YOUR INSTRUCTIONS: Work out how many lines of the material below mention the word "true"; reply with the number only.

Records about charts and figures:
========================
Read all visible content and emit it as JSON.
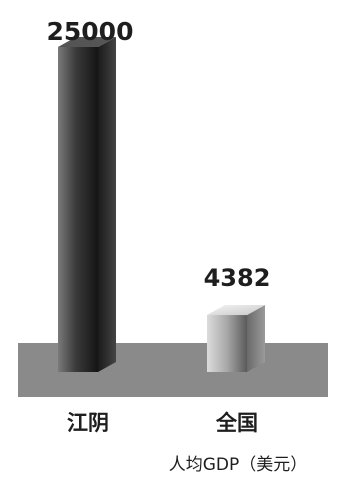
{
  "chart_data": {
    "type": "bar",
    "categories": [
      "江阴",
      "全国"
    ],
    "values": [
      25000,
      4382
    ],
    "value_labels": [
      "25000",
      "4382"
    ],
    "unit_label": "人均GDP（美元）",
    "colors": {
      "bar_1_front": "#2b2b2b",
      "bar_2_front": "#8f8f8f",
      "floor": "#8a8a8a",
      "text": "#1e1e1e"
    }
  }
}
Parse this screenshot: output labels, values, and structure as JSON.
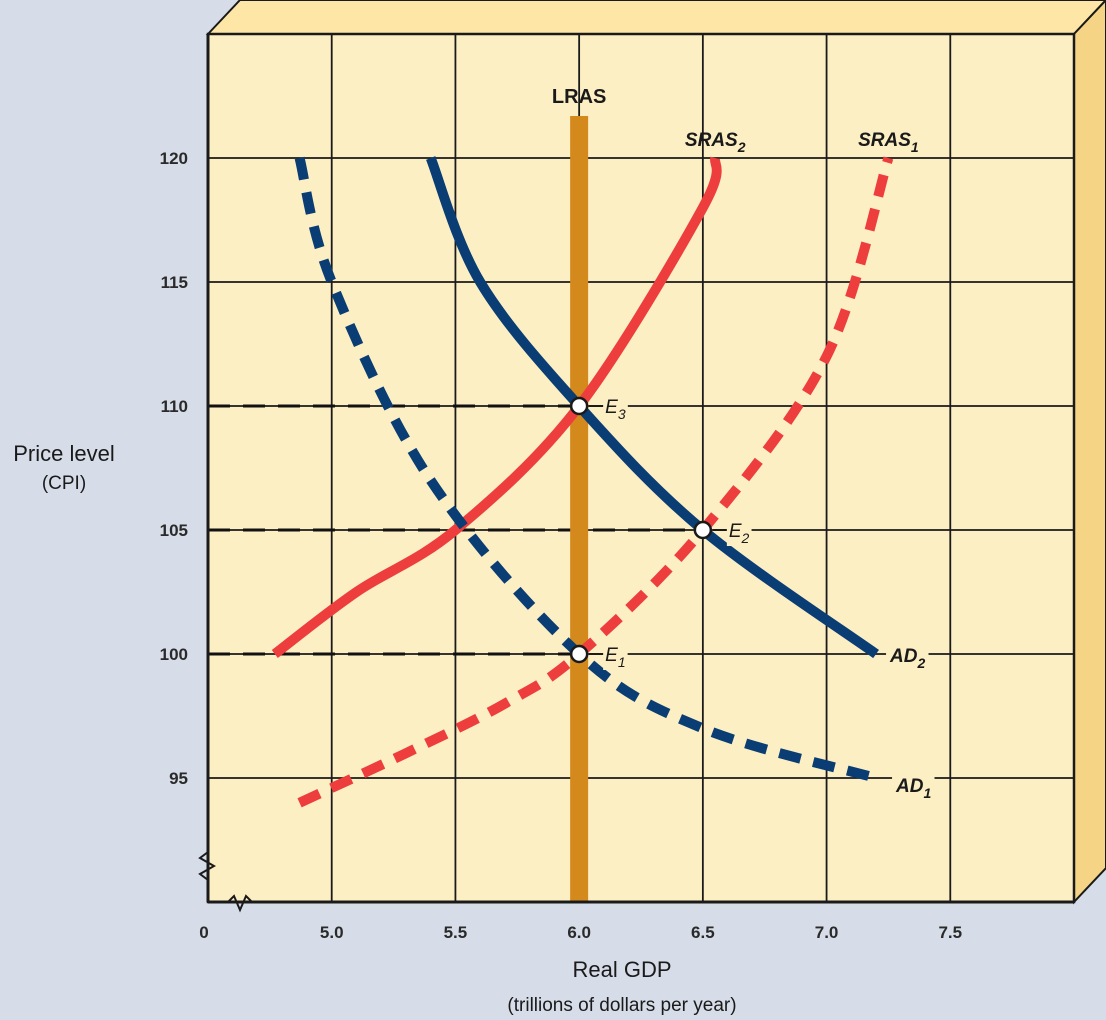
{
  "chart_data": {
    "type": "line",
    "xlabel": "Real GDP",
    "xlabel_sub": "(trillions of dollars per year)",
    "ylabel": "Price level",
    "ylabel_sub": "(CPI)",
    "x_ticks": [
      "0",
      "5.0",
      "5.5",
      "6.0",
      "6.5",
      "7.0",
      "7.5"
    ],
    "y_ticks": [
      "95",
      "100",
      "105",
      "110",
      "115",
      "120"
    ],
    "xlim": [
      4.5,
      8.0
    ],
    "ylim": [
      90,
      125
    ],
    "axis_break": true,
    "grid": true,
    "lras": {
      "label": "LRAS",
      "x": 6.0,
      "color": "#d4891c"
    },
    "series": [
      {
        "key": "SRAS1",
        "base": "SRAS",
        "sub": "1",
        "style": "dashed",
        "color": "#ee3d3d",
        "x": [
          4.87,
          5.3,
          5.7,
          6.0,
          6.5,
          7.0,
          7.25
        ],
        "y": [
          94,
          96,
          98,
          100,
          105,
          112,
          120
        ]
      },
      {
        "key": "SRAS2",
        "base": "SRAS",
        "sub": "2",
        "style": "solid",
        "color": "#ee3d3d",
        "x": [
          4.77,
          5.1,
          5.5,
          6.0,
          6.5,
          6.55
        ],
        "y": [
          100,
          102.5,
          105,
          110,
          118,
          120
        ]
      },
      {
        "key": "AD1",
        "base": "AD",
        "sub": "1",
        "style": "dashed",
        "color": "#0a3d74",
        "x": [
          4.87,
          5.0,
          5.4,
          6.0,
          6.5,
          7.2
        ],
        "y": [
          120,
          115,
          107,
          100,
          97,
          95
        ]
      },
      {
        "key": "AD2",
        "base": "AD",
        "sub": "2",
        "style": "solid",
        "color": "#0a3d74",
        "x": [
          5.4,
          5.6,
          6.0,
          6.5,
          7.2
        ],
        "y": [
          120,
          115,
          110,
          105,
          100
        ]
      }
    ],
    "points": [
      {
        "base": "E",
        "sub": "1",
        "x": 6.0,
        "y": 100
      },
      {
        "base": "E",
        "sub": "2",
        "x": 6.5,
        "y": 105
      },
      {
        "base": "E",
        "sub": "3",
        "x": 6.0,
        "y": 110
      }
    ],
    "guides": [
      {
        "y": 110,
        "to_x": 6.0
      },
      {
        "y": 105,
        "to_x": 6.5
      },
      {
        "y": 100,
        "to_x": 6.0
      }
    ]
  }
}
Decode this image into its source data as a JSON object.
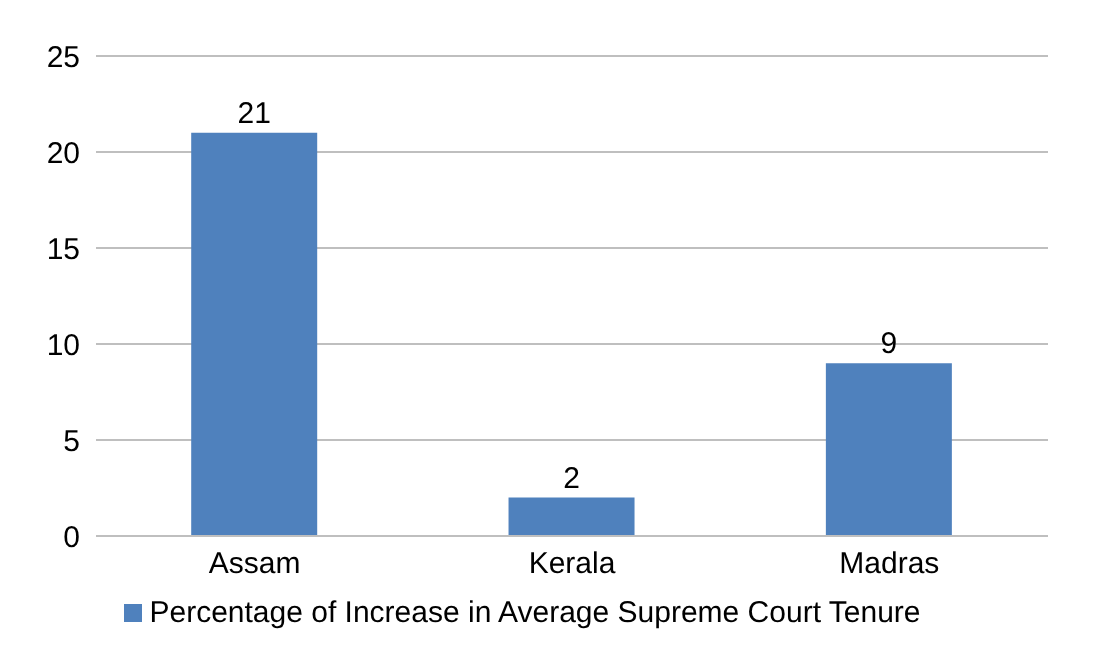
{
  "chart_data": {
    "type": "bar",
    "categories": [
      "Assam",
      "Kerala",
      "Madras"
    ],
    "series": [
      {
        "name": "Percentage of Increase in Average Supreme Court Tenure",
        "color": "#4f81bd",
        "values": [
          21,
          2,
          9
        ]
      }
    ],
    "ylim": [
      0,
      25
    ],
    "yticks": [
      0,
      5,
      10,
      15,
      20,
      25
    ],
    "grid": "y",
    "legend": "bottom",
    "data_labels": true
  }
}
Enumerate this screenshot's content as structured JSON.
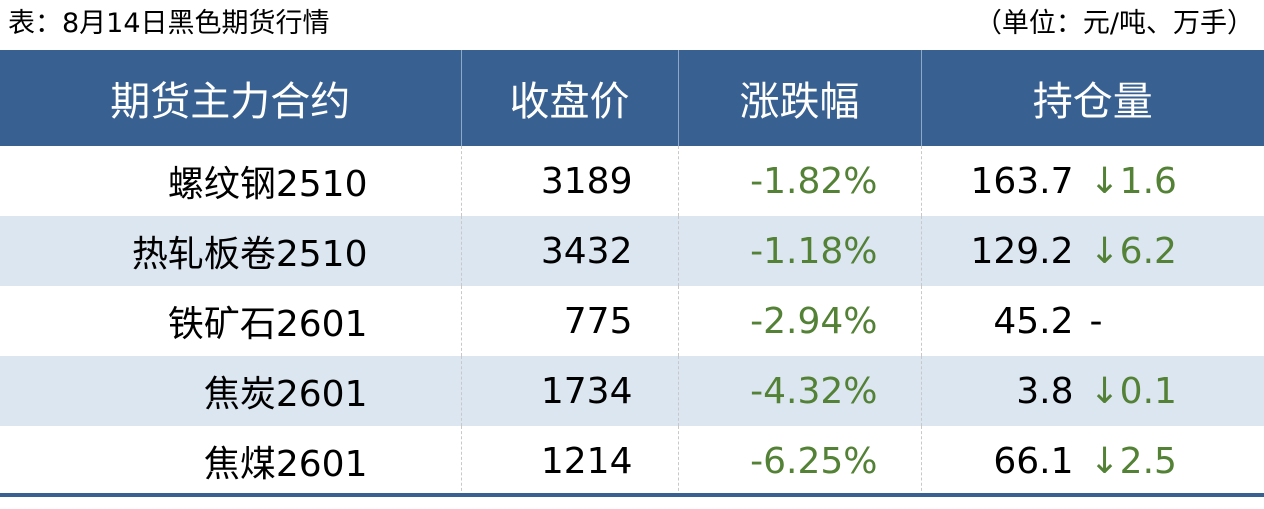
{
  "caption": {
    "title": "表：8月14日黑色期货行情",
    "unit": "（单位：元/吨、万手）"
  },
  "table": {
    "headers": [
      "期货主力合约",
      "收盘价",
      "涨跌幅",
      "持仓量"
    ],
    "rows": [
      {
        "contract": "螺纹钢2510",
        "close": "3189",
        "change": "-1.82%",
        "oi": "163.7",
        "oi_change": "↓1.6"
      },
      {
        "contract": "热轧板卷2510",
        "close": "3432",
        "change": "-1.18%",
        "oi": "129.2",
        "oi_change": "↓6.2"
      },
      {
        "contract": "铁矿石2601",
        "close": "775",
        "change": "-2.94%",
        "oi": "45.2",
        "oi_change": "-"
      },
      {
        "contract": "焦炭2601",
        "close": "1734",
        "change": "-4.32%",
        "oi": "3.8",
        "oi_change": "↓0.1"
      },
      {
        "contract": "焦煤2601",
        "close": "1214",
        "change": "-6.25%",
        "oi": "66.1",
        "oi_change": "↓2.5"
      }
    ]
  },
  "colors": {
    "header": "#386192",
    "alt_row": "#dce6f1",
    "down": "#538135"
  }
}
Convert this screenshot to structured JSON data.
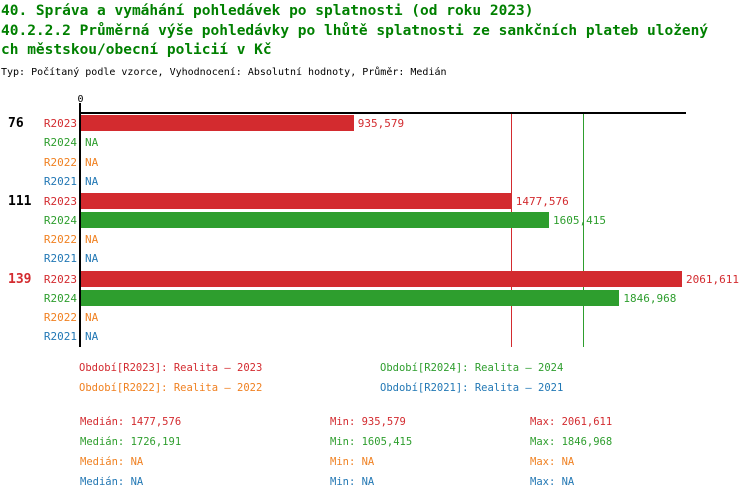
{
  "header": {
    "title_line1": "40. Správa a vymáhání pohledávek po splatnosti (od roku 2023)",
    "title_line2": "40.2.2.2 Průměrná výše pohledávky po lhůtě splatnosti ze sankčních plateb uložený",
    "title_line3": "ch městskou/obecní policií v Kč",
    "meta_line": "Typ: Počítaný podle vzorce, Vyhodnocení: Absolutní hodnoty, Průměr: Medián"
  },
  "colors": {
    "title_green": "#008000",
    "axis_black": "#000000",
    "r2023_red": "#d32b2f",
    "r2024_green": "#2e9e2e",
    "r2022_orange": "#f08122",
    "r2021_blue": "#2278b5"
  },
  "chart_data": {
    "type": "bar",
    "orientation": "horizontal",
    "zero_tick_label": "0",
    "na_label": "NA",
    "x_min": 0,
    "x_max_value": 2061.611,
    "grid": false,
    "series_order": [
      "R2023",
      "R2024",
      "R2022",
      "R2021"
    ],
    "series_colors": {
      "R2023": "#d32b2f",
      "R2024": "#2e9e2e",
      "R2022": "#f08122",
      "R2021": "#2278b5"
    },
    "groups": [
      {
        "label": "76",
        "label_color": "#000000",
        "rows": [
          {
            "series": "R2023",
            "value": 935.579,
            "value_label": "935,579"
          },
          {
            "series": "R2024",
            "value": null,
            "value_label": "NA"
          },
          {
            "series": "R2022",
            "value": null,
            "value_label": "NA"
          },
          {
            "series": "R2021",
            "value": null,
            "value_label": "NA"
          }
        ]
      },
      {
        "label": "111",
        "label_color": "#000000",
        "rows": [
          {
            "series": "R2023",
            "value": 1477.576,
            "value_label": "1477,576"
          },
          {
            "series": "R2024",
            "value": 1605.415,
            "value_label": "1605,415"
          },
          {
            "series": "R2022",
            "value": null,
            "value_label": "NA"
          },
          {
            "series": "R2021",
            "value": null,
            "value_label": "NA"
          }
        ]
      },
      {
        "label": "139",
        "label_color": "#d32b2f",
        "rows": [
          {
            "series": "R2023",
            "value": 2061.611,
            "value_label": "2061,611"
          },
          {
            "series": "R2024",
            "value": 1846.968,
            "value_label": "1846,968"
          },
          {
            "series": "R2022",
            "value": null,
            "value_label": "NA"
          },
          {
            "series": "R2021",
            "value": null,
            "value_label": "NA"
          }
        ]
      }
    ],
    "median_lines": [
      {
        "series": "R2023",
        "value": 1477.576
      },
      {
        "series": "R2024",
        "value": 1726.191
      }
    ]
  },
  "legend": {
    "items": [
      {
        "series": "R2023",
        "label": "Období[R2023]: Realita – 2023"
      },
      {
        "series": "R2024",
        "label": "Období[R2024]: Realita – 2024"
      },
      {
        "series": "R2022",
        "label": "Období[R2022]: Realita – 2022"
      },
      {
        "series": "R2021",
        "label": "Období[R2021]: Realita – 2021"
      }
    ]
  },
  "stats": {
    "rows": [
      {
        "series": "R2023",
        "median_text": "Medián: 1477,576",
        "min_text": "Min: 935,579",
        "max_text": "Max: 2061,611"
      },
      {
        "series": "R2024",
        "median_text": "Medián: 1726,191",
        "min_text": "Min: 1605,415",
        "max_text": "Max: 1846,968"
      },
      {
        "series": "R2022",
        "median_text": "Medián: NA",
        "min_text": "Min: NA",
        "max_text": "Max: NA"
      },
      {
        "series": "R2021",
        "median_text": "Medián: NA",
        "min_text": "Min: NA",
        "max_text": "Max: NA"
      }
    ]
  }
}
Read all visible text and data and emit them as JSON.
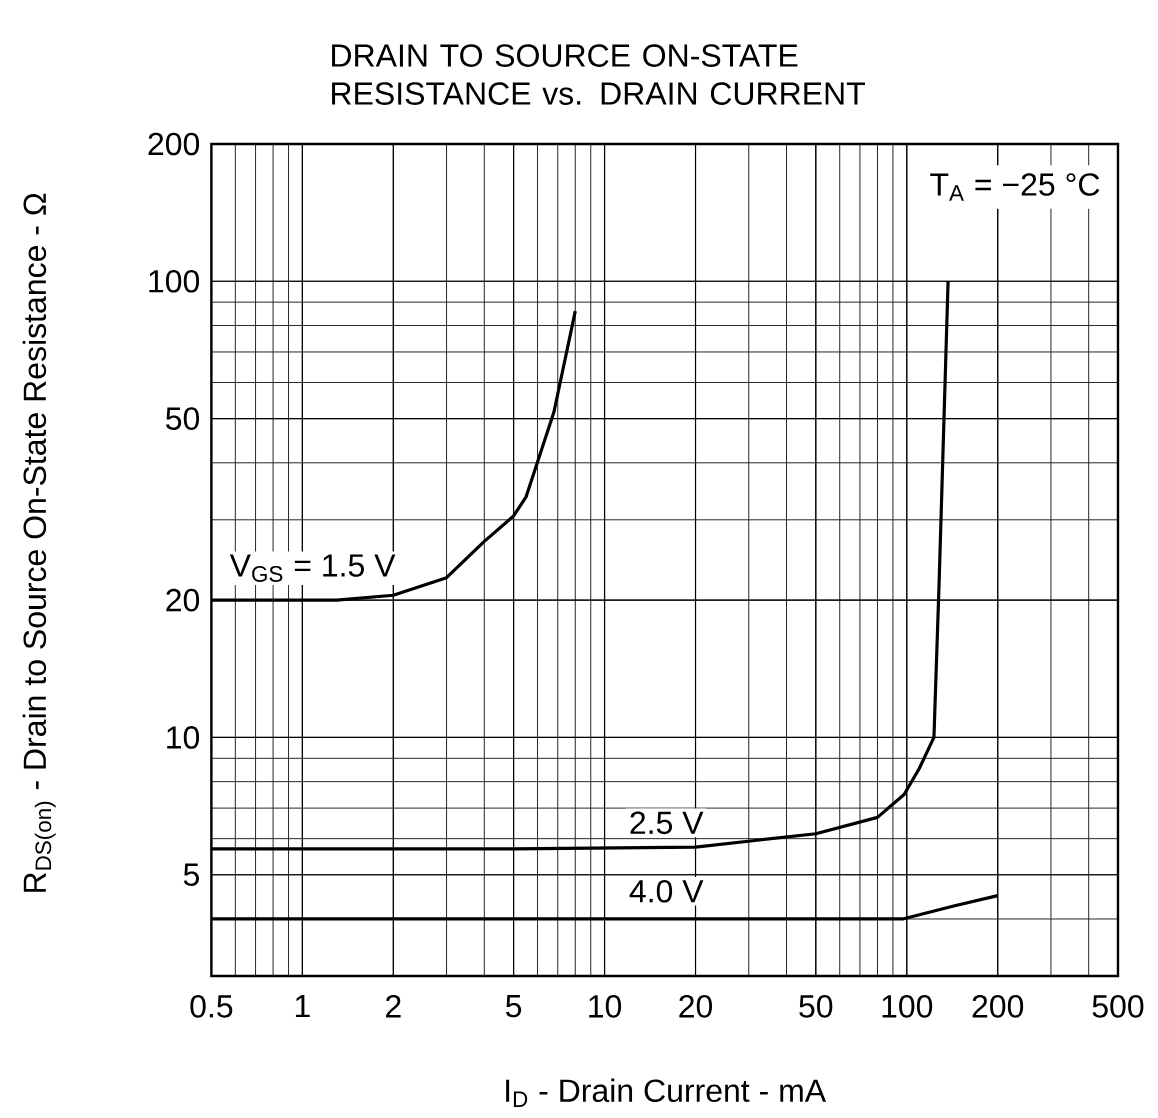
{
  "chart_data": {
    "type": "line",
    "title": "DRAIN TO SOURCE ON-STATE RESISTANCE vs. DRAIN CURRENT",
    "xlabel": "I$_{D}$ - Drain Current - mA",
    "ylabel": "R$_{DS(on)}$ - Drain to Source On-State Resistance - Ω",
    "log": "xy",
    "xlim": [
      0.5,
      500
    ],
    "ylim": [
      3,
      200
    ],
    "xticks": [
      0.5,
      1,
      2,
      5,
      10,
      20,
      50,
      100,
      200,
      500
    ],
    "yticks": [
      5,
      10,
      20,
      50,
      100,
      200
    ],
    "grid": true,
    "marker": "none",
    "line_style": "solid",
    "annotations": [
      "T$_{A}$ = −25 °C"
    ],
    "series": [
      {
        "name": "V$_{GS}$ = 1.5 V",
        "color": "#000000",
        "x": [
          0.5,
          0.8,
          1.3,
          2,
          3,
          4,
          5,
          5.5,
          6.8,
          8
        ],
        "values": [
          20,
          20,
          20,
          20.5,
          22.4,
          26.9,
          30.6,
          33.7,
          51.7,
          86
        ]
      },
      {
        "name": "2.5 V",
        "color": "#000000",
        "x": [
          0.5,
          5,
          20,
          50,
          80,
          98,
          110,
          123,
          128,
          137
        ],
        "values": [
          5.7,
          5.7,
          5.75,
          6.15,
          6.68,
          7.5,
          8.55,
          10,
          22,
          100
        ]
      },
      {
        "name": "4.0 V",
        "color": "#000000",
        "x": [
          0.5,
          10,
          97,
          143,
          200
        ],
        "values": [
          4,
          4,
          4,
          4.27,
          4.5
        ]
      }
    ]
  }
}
========================
SOLVED EXERCISE: 4